## Start Task material

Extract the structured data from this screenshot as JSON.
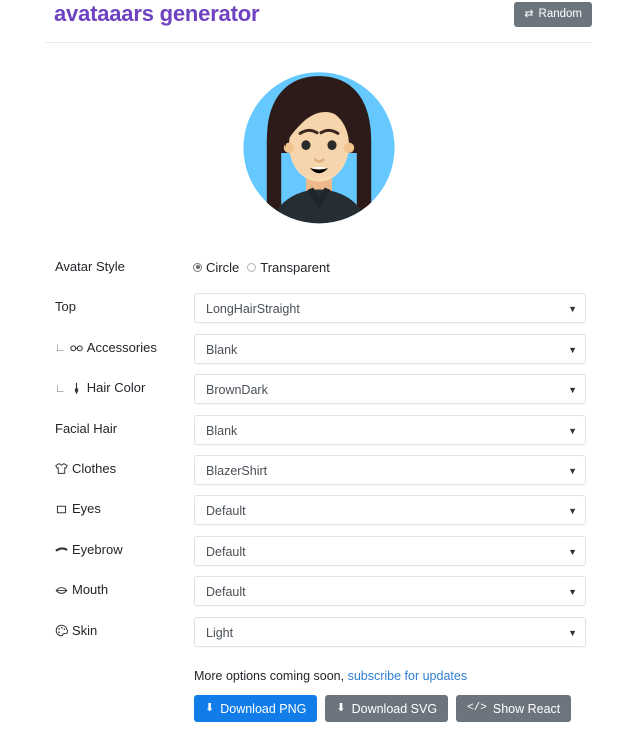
{
  "header": {
    "title": "avataaars generator",
    "random_button": {
      "label": "Random",
      "icon": "shuffle-icon"
    },
    "title_color": "#6f42c1",
    "random_button_color": "#6c757d"
  },
  "avatar": {
    "style": "Circle",
    "background_color": "#65C9FF",
    "skin_color": "#F8D9B0",
    "hair_color": "#2C1B18",
    "clothes_color": "#262E33",
    "top": "LongHairStraight",
    "eyes": "Default",
    "eyebrow": "Default",
    "mouth": "Default",
    "facial_hair": "Blank",
    "accessories": "Blank"
  },
  "form": {
    "avatar_style": {
      "label": "Avatar Style",
      "options": [
        {
          "label": "Circle",
          "selected": true
        },
        {
          "label": "Transparent",
          "selected": false
        }
      ]
    },
    "rows": [
      {
        "label": "Top",
        "icon": null,
        "indented": false,
        "value": "LongHairStraight"
      },
      {
        "label": "Accessories",
        "icon": "glasses-icon",
        "indented": true,
        "value": "Blank"
      },
      {
        "label": "Hair Color",
        "icon": "paintbrush-icon",
        "indented": true,
        "value": "BrownDark"
      },
      {
        "label": "Facial Hair",
        "icon": null,
        "indented": false,
        "value": "Blank"
      },
      {
        "label": "Clothes",
        "icon": "tshirt-icon",
        "indented": false,
        "value": "BlazerShirt"
      },
      {
        "label": "Eyes",
        "icon": "eye-icon",
        "indented": false,
        "value": "Default"
      },
      {
        "label": "Eyebrow",
        "icon": "eyebrow-icon",
        "indented": false,
        "value": "Default"
      },
      {
        "label": "Mouth",
        "icon": "lips-icon",
        "indented": false,
        "value": "Default"
      },
      {
        "label": "Skin",
        "icon": "palette-icon",
        "indented": false,
        "value": "Light"
      }
    ]
  },
  "footer": {
    "note_text": "More options coming soon,",
    "note_link": "subscribe for updates",
    "buttons": [
      {
        "label": "Download PNG",
        "icon": "download-icon",
        "style": "primary",
        "color": "#127de8"
      },
      {
        "label": "Download SVG",
        "icon": "download-icon",
        "style": "secondary",
        "color": "#6c757d"
      },
      {
        "label": "Show React",
        "icon": "code-icon",
        "style": "secondary",
        "color": "#6c757d"
      }
    ]
  }
}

## End Task material

* Instruction *
Transcribe the whole listing exactly. Pictures stay out of your copy.

* Complete output *
Extract the structured data from this screenshot as JSON.
{
  "header": {
    "title": "avataaars generator",
    "random_button": {
      "label": "Random",
      "icon": "shuffle-icon"
    },
    "title_color": "#6f42c1",
    "random_button_color": "#6c757d"
  },
  "avatar": {
    "style": "Circle",
    "background_color": "#65C9FF",
    "skin_color": "#F8D9B0",
    "hair_color": "#2C1B18",
    "clothes_color": "#262E33",
    "top": "LongHairStraight",
    "eyes": "Default",
    "eyebrow": "Default",
    "mouth": "Default",
    "facial_hair": "Blank",
    "accessories": "Blank"
  },
  "form": {
    "avatar_style": {
      "label": "Avatar Style",
      "options": [
        {
          "label": "Circle",
          "selected": true
        },
        {
          "label": "Transparent",
          "selected": false
        }
      ]
    },
    "rows": [
      {
        "label": "Top",
        "icon": null,
        "indented": false,
        "value": "LongHairStraight"
      },
      {
        "label": "Accessories",
        "icon": "glasses-icon",
        "indented": true,
        "value": "Blank"
      },
      {
        "label": "Hair Color",
        "icon": "paintbrush-icon",
        "indented": true,
        "value": "BrownDark"
      },
      {
        "label": "Facial Hair",
        "icon": null,
        "indented": false,
        "value": "Blank"
      },
      {
        "label": "Clothes",
        "icon": "tshirt-icon",
        "indented": false,
        "value": "BlazerShirt"
      },
      {
        "label": "Eyes",
        "icon": "eye-icon",
        "indented": false,
        "value": "Default"
      },
      {
        "label": "Eyebrow",
        "icon": "eyebrow-icon",
        "indented": false,
        "value": "Default"
      },
      {
        "label": "Mouth",
        "icon": "lips-icon",
        "indented": false,
        "value": "Default"
      },
      {
        "label": "Skin",
        "icon": "palette-icon",
        "indented": false,
        "value": "Light"
      }
    ]
  },
  "footer": {
    "note_text": "More options coming soon,",
    "note_link": "subscribe for updates",
    "buttons": [
      {
        "label": "Download PNG",
        "icon": "download-icon",
        "style": "primary",
        "color": "#127de8"
      },
      {
        "label": "Download SVG",
        "icon": "download-icon",
        "style": "secondary",
        "color": "#6c757d"
      },
      {
        "label": "Show React",
        "icon": "code-icon",
        "style": "secondary",
        "color": "#6c757d"
      }
    ]
  }
}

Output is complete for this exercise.